**What is asked:** Please transcribe the listing below in full and word for word, without its pictures.

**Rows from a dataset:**
^^^^^^^^

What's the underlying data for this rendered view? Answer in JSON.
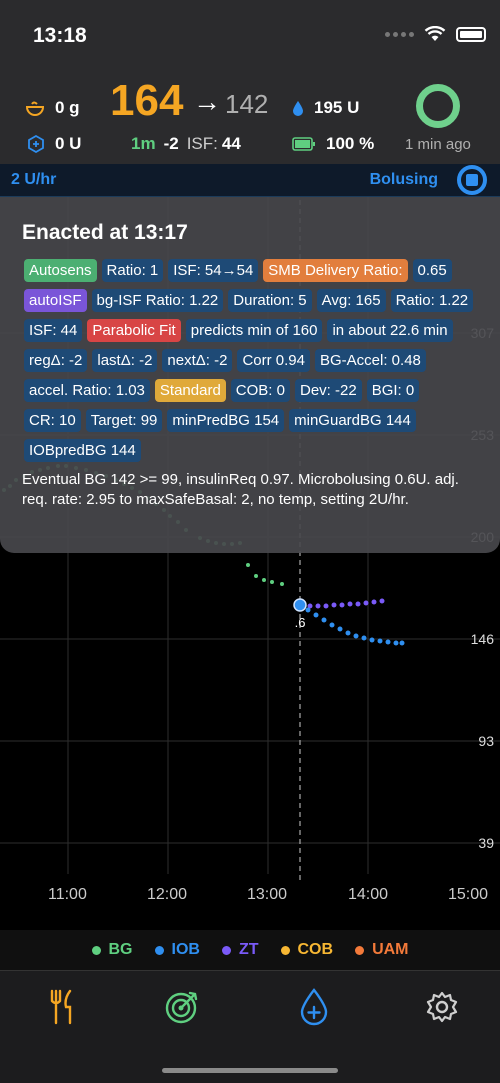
{
  "status": {
    "time": "13:18"
  },
  "header": {
    "carbs": "0 g",
    "iob": "0 U",
    "bg": "164",
    "bg_arrow": "→",
    "eventual_bg": "142",
    "delta_time": "1m",
    "delta": "-2",
    "isf_label": "ISF:",
    "isf": "44",
    "reservoir": "195 U",
    "battery": "100 %",
    "loop_ago": "1 min ago"
  },
  "basal": {
    "rate": "2 U/hr",
    "bolus_status": "Bolusing"
  },
  "popup": {
    "title": "Enacted at 13:17",
    "chips": [
      {
        "text": "Autosens",
        "color": "green"
      },
      {
        "text": "Ratio: 1",
        "color": "blue"
      },
      {
        "text": "ISF: 54→54",
        "color": "blue"
      },
      {
        "text": "SMB Delivery Ratio:",
        "color": "orange"
      },
      {
        "text": "0.65",
        "color": "blue"
      },
      {
        "text": "autoISF",
        "color": "purple"
      },
      {
        "text": "bg-ISF Ratio: 1.22",
        "color": "blue"
      },
      {
        "text": "Duration: 5",
        "color": "blue"
      },
      {
        "text": "Avg: 165",
        "color": "blue"
      },
      {
        "text": "Ratio: 1.22",
        "color": "blue"
      },
      {
        "text": "ISF: 44",
        "color": "blue"
      },
      {
        "text": "Parabolic Fit",
        "color": "red"
      },
      {
        "text": "predicts min of 160",
        "color": "blue"
      },
      {
        "text": "in about 22.6 min",
        "color": "blue"
      },
      {
        "text": "regΔ: -2",
        "color": "blue"
      },
      {
        "text": "lastΔ: -2",
        "color": "blue"
      },
      {
        "text": "nextΔ: -2",
        "color": "blue"
      },
      {
        "text": "Corr 0.94",
        "color": "blue"
      },
      {
        "text": "BG-Accel: 0.48",
        "color": "blue"
      },
      {
        "text": "accel. Ratio: 1.03",
        "color": "blue"
      },
      {
        "text": "Standard",
        "color": "yellow"
      },
      {
        "text": "COB: 0",
        "color": "blue"
      },
      {
        "text": "Dev: -22",
        "color": "blue"
      },
      {
        "text": "BGI: 0",
        "color": "blue"
      },
      {
        "text": "CR: 10",
        "color": "blue"
      },
      {
        "text": "Target: 99",
        "color": "blue"
      },
      {
        "text": "minPredBG 154",
        "color": "blue"
      },
      {
        "text": "minGuardBG 144",
        "color": "blue"
      },
      {
        "text": "IOBpredBG 144",
        "color": "blue"
      }
    ],
    "reason": "Eventual BG 142 >= 99,  insulinReq 0.97. Microbolusing 0.6U. adj. req. rate: 2.95 to maxSafeBasal: 2, no temp, setting 2U/hr."
  },
  "chart": {
    "y_ticks": [
      "307",
      "253",
      "200",
      "146",
      "93",
      "39"
    ],
    "x_ticks": [
      "11:00",
      "12:00",
      "13:00",
      "14:00",
      "15:00"
    ],
    "bolus_marker": ".6",
    "colors": {
      "bg": "#5fcf80",
      "iob": "#2f8ff0",
      "zt": "#7a5af8",
      "cob": "#f7b733",
      "uam": "#f37a3a"
    }
  },
  "legend": [
    "BG",
    "IOB",
    "ZT",
    "COB",
    "UAM"
  ],
  "tabs": [
    "carbs-icon",
    "target-icon",
    "bolus-icon",
    "settings-icon"
  ]
}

^^^^^^^^

**Problem solution:**
What's the underlying data for this rendered view? Answer in JSON.
{
  "status": {
    "time": "13:18"
  },
  "header": {
    "carbs": "0 g",
    "iob": "0 U",
    "bg": "164",
    "bg_arrow": "→",
    "eventual_bg": "142",
    "delta_time": "1m",
    "delta": "-2",
    "isf_label": "ISF:",
    "isf": "44",
    "reservoir": "195 U",
    "battery": "100 %",
    "loop_ago": "1 min ago"
  },
  "basal": {
    "rate": "2 U/hr",
    "bolus_status": "Bolusing"
  },
  "popup": {
    "title": "Enacted at 13:17",
    "chips": [
      {
        "text": "Autosens",
        "color": "green"
      },
      {
        "text": "Ratio: 1",
        "color": "blue"
      },
      {
        "text": "ISF: 54→54",
        "color": "blue"
      },
      {
        "text": "SMB Delivery Ratio:",
        "color": "orange"
      },
      {
        "text": "0.65",
        "color": "blue"
      },
      {
        "text": "autoISF",
        "color": "purple"
      },
      {
        "text": "bg-ISF Ratio: 1.22",
        "color": "blue"
      },
      {
        "text": "Duration: 5",
        "color": "blue"
      },
      {
        "text": "Avg: 165",
        "color": "blue"
      },
      {
        "text": "Ratio: 1.22",
        "color": "blue"
      },
      {
        "text": "ISF: 44",
        "color": "blue"
      },
      {
        "text": "Parabolic Fit",
        "color": "red"
      },
      {
        "text": "predicts min of 160",
        "color": "blue"
      },
      {
        "text": "in about 22.6 min",
        "color": "blue"
      },
      {
        "text": "regΔ: -2",
        "color": "blue"
      },
      {
        "text": "lastΔ: -2",
        "color": "blue"
      },
      {
        "text": "nextΔ: -2",
        "color": "blue"
      },
      {
        "text": "Corr 0.94",
        "color": "blue"
      },
      {
        "text": "BG-Accel: 0.48",
        "color": "blue"
      },
      {
        "text": "accel. Ratio: 1.03",
        "color": "blue"
      },
      {
        "text": "Standard",
        "color": "yellow"
      },
      {
        "text": "COB: 0",
        "color": "blue"
      },
      {
        "text": "Dev: -22",
        "color": "blue"
      },
      {
        "text": "BGI: 0",
        "color": "blue"
      },
      {
        "text": "CR: 10",
        "color": "blue"
      },
      {
        "text": "Target: 99",
        "color": "blue"
      },
      {
        "text": "minPredBG 154",
        "color": "blue"
      },
      {
        "text": "minGuardBG 144",
        "color": "blue"
      },
      {
        "text": "IOBpredBG 144",
        "color": "blue"
      }
    ],
    "reason": "Eventual BG 142 >= 99,  insulinReq 0.97. Microbolusing 0.6U. adj. req. rate: 2.95 to maxSafeBasal: 2, no temp, setting 2U/hr."
  },
  "chart": {
    "y_ticks": [
      "307",
      "253",
      "200",
      "146",
      "93",
      "39"
    ],
    "x_ticks": [
      "11:00",
      "12:00",
      "13:00",
      "14:00",
      "15:00"
    ],
    "bolus_marker": ".6",
    "colors": {
      "bg": "#5fcf80",
      "iob": "#2f8ff0",
      "zt": "#7a5af8",
      "cob": "#f7b733",
      "uam": "#f37a3a"
    }
  },
  "legend": [
    "BG",
    "IOB",
    "ZT",
    "COB",
    "UAM"
  ],
  "tabs": [
    "carbs-icon",
    "target-icon",
    "bolus-icon",
    "settings-icon"
  ]
}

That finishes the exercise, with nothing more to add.